Task to complete: Restate the complete material exactly.

======== Dataset

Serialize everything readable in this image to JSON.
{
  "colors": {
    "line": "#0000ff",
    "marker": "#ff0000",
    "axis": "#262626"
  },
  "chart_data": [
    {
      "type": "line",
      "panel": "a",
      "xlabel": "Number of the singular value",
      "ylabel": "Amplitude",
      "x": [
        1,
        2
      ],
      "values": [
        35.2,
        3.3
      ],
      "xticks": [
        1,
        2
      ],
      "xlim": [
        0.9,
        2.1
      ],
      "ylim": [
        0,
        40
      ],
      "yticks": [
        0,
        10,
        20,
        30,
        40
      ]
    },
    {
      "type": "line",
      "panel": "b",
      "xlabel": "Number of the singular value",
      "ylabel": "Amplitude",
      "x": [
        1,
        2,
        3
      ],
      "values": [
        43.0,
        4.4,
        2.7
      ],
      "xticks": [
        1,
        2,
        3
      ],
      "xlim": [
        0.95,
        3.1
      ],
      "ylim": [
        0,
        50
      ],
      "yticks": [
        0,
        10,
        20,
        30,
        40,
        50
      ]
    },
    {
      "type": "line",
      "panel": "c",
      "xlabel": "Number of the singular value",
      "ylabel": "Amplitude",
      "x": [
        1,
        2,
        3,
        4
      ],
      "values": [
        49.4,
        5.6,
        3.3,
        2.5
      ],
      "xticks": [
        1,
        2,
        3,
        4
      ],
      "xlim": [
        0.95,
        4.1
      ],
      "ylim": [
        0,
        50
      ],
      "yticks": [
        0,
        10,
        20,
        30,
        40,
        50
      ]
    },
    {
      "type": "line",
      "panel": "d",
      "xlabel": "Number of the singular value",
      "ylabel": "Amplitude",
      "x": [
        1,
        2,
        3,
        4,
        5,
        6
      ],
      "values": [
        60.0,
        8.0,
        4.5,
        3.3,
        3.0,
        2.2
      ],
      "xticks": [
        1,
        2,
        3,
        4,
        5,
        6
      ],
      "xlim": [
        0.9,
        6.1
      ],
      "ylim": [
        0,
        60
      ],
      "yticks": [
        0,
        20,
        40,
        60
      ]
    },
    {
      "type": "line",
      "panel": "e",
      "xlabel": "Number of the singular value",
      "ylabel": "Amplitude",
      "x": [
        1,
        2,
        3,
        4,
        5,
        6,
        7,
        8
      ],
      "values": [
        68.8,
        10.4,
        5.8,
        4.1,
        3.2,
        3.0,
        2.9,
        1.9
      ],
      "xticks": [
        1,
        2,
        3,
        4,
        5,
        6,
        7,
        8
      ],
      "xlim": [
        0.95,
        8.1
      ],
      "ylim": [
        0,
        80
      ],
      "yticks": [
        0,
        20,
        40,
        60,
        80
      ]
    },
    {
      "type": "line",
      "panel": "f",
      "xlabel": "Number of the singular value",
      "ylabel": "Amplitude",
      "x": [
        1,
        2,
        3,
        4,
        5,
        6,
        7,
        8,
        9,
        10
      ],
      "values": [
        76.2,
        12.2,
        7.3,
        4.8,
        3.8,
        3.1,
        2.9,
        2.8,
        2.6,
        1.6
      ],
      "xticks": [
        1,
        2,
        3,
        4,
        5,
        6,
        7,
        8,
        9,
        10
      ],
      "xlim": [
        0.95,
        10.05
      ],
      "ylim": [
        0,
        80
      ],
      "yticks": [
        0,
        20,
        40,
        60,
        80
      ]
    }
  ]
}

================

Task answer:
Serialize everything readable in this image to JSON.
{
  "colors": {
    "line": "#0000ff",
    "marker": "#ff0000",
    "axis": "#262626"
  },
  "chart_data": [
    {
      "type": "line",
      "panel": "a",
      "xlabel": "Number of the singular value",
      "ylabel": "Amplitude",
      "x": [
        1,
        2
      ],
      "values": [
        35.2,
        3.3
      ],
      "xticks": [
        1,
        2
      ],
      "xlim": [
        0.9,
        2.1
      ],
      "ylim": [
        0,
        40
      ],
      "yticks": [
        0,
        10,
        20,
        30,
        40
      ]
    },
    {
      "type": "line",
      "panel": "b",
      "xlabel": "Number of the singular value",
      "ylabel": "Amplitude",
      "x": [
        1,
        2,
        3
      ],
      "values": [
        43.0,
        4.4,
        2.7
      ],
      "xticks": [
        1,
        2,
        3
      ],
      "xlim": [
        0.95,
        3.1
      ],
      "ylim": [
        0,
        50
      ],
      "yticks": [
        0,
        10,
        20,
        30,
        40,
        50
      ]
    },
    {
      "type": "line",
      "panel": "c",
      "xlabel": "Number of the singular value",
      "ylabel": "Amplitude",
      "x": [
        1,
        2,
        3,
        4
      ],
      "values": [
        49.4,
        5.6,
        3.3,
        2.5
      ],
      "xticks": [
        1,
        2,
        3,
        4
      ],
      "xlim": [
        0.95,
        4.1
      ],
      "ylim": [
        0,
        50
      ],
      "yticks": [
        0,
        10,
        20,
        30,
        40,
        50
      ]
    },
    {
      "type": "line",
      "panel": "d",
      "xlabel": "Number of the singular value",
      "ylabel": "Amplitude",
      "x": [
        1,
        2,
        3,
        4,
        5,
        6
      ],
      "values": [
        60.0,
        8.0,
        4.5,
        3.3,
        3.0,
        2.2
      ],
      "xticks": [
        1,
        2,
        3,
        4,
        5,
        6
      ],
      "xlim": [
        0.9,
        6.1
      ],
      "ylim": [
        0,
        60
      ],
      "yticks": [
        0,
        20,
        40,
        60
      ]
    },
    {
      "type": "line",
      "panel": "e",
      "xlabel": "Number of the singular value",
      "ylabel": "Amplitude",
      "x": [
        1,
        2,
        3,
        4,
        5,
        6,
        7,
        8
      ],
      "values": [
        68.8,
        10.4,
        5.8,
        4.1,
        3.2,
        3.0,
        2.9,
        1.9
      ],
      "xticks": [
        1,
        2,
        3,
        4,
        5,
        6,
        7,
        8
      ],
      "xlim": [
        0.95,
        8.1
      ],
      "ylim": [
        0,
        80
      ],
      "yticks": [
        0,
        20,
        40,
        60,
        80
      ]
    },
    {
      "type": "line",
      "panel": "f",
      "xlabel": "Number of the singular value",
      "ylabel": "Amplitude",
      "x": [
        1,
        2,
        3,
        4,
        5,
        6,
        7,
        8,
        9,
        10
      ],
      "values": [
        76.2,
        12.2,
        7.3,
        4.8,
        3.8,
        3.1,
        2.9,
        2.8,
        2.6,
        1.6
      ],
      "xticks": [
        1,
        2,
        3,
        4,
        5,
        6,
        7,
        8,
        9,
        10
      ],
      "xlim": [
        0.95,
        10.05
      ],
      "ylim": [
        0,
        80
      ],
      "yticks": [
        0,
        20,
        40,
        60,
        80
      ]
    }
  ]
}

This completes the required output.